- [RECORDS PROVIDED]:
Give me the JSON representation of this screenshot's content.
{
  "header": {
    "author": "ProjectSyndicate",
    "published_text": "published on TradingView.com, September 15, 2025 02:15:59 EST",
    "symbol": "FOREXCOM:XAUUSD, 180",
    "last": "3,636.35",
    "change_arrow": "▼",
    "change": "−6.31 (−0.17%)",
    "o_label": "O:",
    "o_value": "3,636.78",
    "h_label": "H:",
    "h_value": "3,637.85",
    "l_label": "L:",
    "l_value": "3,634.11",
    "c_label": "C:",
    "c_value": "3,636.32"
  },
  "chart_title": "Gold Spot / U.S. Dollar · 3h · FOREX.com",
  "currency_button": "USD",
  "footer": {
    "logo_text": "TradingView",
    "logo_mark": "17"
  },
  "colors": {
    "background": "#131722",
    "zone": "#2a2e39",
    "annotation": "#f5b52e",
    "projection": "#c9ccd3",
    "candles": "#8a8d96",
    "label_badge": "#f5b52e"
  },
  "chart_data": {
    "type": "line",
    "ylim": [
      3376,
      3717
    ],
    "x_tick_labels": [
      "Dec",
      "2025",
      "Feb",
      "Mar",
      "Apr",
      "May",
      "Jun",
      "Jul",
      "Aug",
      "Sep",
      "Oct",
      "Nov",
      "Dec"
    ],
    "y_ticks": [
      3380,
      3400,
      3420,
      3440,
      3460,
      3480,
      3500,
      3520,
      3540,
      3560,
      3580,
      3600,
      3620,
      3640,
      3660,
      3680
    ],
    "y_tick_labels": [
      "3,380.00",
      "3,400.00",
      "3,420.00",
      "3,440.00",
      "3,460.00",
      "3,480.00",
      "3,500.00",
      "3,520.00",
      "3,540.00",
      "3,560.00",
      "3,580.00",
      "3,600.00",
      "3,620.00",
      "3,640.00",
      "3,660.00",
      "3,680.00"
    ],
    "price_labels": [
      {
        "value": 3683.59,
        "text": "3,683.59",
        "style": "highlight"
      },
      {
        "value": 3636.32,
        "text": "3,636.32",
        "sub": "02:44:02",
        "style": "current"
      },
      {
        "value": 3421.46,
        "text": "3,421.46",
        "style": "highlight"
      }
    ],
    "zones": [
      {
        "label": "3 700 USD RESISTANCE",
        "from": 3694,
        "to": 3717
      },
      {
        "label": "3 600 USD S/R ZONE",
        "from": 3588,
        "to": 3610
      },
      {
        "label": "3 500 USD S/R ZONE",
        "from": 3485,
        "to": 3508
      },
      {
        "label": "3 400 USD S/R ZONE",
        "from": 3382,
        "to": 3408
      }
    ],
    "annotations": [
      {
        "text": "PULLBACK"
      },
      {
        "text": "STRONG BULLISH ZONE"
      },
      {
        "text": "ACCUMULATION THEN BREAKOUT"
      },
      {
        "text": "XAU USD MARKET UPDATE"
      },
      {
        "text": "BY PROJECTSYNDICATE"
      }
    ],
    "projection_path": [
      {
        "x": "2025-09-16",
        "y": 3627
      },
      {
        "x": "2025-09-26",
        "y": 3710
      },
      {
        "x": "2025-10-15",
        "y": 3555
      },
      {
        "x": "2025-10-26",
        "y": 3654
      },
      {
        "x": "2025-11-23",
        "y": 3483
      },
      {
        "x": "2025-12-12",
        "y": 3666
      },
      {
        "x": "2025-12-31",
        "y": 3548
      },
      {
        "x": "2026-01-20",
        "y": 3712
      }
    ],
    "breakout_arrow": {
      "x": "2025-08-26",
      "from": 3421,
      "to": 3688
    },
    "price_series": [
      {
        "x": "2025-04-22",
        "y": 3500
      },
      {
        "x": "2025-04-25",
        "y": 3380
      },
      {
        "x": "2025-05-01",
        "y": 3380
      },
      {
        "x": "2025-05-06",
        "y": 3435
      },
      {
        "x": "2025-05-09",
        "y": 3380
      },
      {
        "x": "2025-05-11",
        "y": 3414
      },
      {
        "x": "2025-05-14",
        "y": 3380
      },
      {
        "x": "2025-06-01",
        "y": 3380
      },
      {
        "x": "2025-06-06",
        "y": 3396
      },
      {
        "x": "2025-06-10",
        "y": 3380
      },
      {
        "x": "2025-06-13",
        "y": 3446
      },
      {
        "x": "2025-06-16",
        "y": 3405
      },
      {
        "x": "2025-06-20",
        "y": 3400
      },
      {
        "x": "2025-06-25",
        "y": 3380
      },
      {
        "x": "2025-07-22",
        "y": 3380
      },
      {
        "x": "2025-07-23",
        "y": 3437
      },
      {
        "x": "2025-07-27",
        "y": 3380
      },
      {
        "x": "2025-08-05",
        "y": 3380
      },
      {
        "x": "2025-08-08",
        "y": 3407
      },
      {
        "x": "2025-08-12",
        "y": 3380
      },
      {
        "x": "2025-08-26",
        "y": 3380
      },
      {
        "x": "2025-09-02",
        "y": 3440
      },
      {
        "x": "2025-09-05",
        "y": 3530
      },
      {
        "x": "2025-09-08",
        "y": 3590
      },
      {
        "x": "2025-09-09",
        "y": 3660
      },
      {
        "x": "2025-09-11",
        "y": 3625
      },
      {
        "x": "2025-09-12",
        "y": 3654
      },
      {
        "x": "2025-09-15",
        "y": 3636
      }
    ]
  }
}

- [YOUR OBJECTIVE]:
Please repeat the listing exactly, with nothing left out.

- [ANSWER FOR THE TASK]:
Give me the JSON representation of this screenshot's content.
{
  "header": {
    "author": "ProjectSyndicate",
    "published_text": "published on TradingView.com, September 15, 2025 02:15:59 EST",
    "symbol": "FOREXCOM:XAUUSD, 180",
    "last": "3,636.35",
    "change_arrow": "▼",
    "change": "−6.31 (−0.17%)",
    "o_label": "O:",
    "o_value": "3,636.78",
    "h_label": "H:",
    "h_value": "3,637.85",
    "l_label": "L:",
    "l_value": "3,634.11",
    "c_label": "C:",
    "c_value": "3,636.32"
  },
  "chart_title": "Gold Spot / U.S. Dollar · 3h · FOREX.com",
  "currency_button": "USD",
  "footer": {
    "logo_text": "TradingView",
    "logo_mark": "17"
  },
  "colors": {
    "background": "#131722",
    "zone": "#2a2e39",
    "annotation": "#f5b52e",
    "projection": "#c9ccd3",
    "candles": "#8a8d96",
    "label_badge": "#f5b52e"
  },
  "chart_data": {
    "type": "line",
    "ylim": [
      3376,
      3717
    ],
    "x_tick_labels": [
      "Dec",
      "2025",
      "Feb",
      "Mar",
      "Apr",
      "May",
      "Jun",
      "Jul",
      "Aug",
      "Sep",
      "Oct",
      "Nov",
      "Dec"
    ],
    "y_ticks": [
      3380,
      3400,
      3420,
      3440,
      3460,
      3480,
      3500,
      3520,
      3540,
      3560,
      3580,
      3600,
      3620,
      3640,
      3660,
      3680
    ],
    "y_tick_labels": [
      "3,380.00",
      "3,400.00",
      "3,420.00",
      "3,440.00",
      "3,460.00",
      "3,480.00",
      "3,500.00",
      "3,520.00",
      "3,540.00",
      "3,560.00",
      "3,580.00",
      "3,600.00",
      "3,620.00",
      "3,640.00",
      "3,660.00",
      "3,680.00"
    ],
    "price_labels": [
      {
        "value": 3683.59,
        "text": "3,683.59",
        "style": "highlight"
      },
      {
        "value": 3636.32,
        "text": "3,636.32",
        "sub": "02:44:02",
        "style": "current"
      },
      {
        "value": 3421.46,
        "text": "3,421.46",
        "style": "highlight"
      }
    ],
    "zones": [
      {
        "label": "3 700 USD RESISTANCE",
        "from": 3694,
        "to": 3717
      },
      {
        "label": "3 600 USD S/R ZONE",
        "from": 3588,
        "to": 3610
      },
      {
        "label": "3 500 USD S/R ZONE",
        "from": 3485,
        "to": 3508
      },
      {
        "label": "3 400 USD S/R ZONE",
        "from": 3382,
        "to": 3408
      }
    ],
    "annotations": [
      {
        "text": "PULLBACK"
      },
      {
        "text": "STRONG BULLISH ZONE"
      },
      {
        "text": "ACCUMULATION THEN BREAKOUT"
      },
      {
        "text": "XAU USD MARKET UPDATE"
      },
      {
        "text": "BY PROJECTSYNDICATE"
      }
    ],
    "projection_path": [
      {
        "x": "2025-09-16",
        "y": 3627
      },
      {
        "x": "2025-09-26",
        "y": 3710
      },
      {
        "x": "2025-10-15",
        "y": 3555
      },
      {
        "x": "2025-10-26",
        "y": 3654
      },
      {
        "x": "2025-11-23",
        "y": 3483
      },
      {
        "x": "2025-12-12",
        "y": 3666
      },
      {
        "x": "2025-12-31",
        "y": 3548
      },
      {
        "x": "2026-01-20",
        "y": 3712
      }
    ],
    "breakout_arrow": {
      "x": "2025-08-26",
      "from": 3421,
      "to": 3688
    },
    "price_series": [
      {
        "x": "2025-04-22",
        "y": 3500
      },
      {
        "x": "2025-04-25",
        "y": 3380
      },
      {
        "x": "2025-05-01",
        "y": 3380
      },
      {
        "x": "2025-05-06",
        "y": 3435
      },
      {
        "x": "2025-05-09",
        "y": 3380
      },
      {
        "x": "2025-05-11",
        "y": 3414
      },
      {
        "x": "2025-05-14",
        "y": 3380
      },
      {
        "x": "2025-06-01",
        "y": 3380
      },
      {
        "x": "2025-06-06",
        "y": 3396
      },
      {
        "x": "2025-06-10",
        "y": 3380
      },
      {
        "x": "2025-06-13",
        "y": 3446
      },
      {
        "x": "2025-06-16",
        "y": 3405
      },
      {
        "x": "2025-06-20",
        "y": 3400
      },
      {
        "x": "2025-06-25",
        "y": 3380
      },
      {
        "x": "2025-07-22",
        "y": 3380
      },
      {
        "x": "2025-07-23",
        "y": 3437
      },
      {
        "x": "2025-07-27",
        "y": 3380
      },
      {
        "x": "2025-08-05",
        "y": 3380
      },
      {
        "x": "2025-08-08",
        "y": 3407
      },
      {
        "x": "2025-08-12",
        "y": 3380
      },
      {
        "x": "2025-08-26",
        "y": 3380
      },
      {
        "x": "2025-09-02",
        "y": 3440
      },
      {
        "x": "2025-09-05",
        "y": 3530
      },
      {
        "x": "2025-09-08",
        "y": 3590
      },
      {
        "x": "2025-09-09",
        "y": 3660
      },
      {
        "x": "2025-09-11",
        "y": 3625
      },
      {
        "x": "2025-09-12",
        "y": 3654
      },
      {
        "x": "2025-09-15",
        "y": 3636
      }
    ]
  }
}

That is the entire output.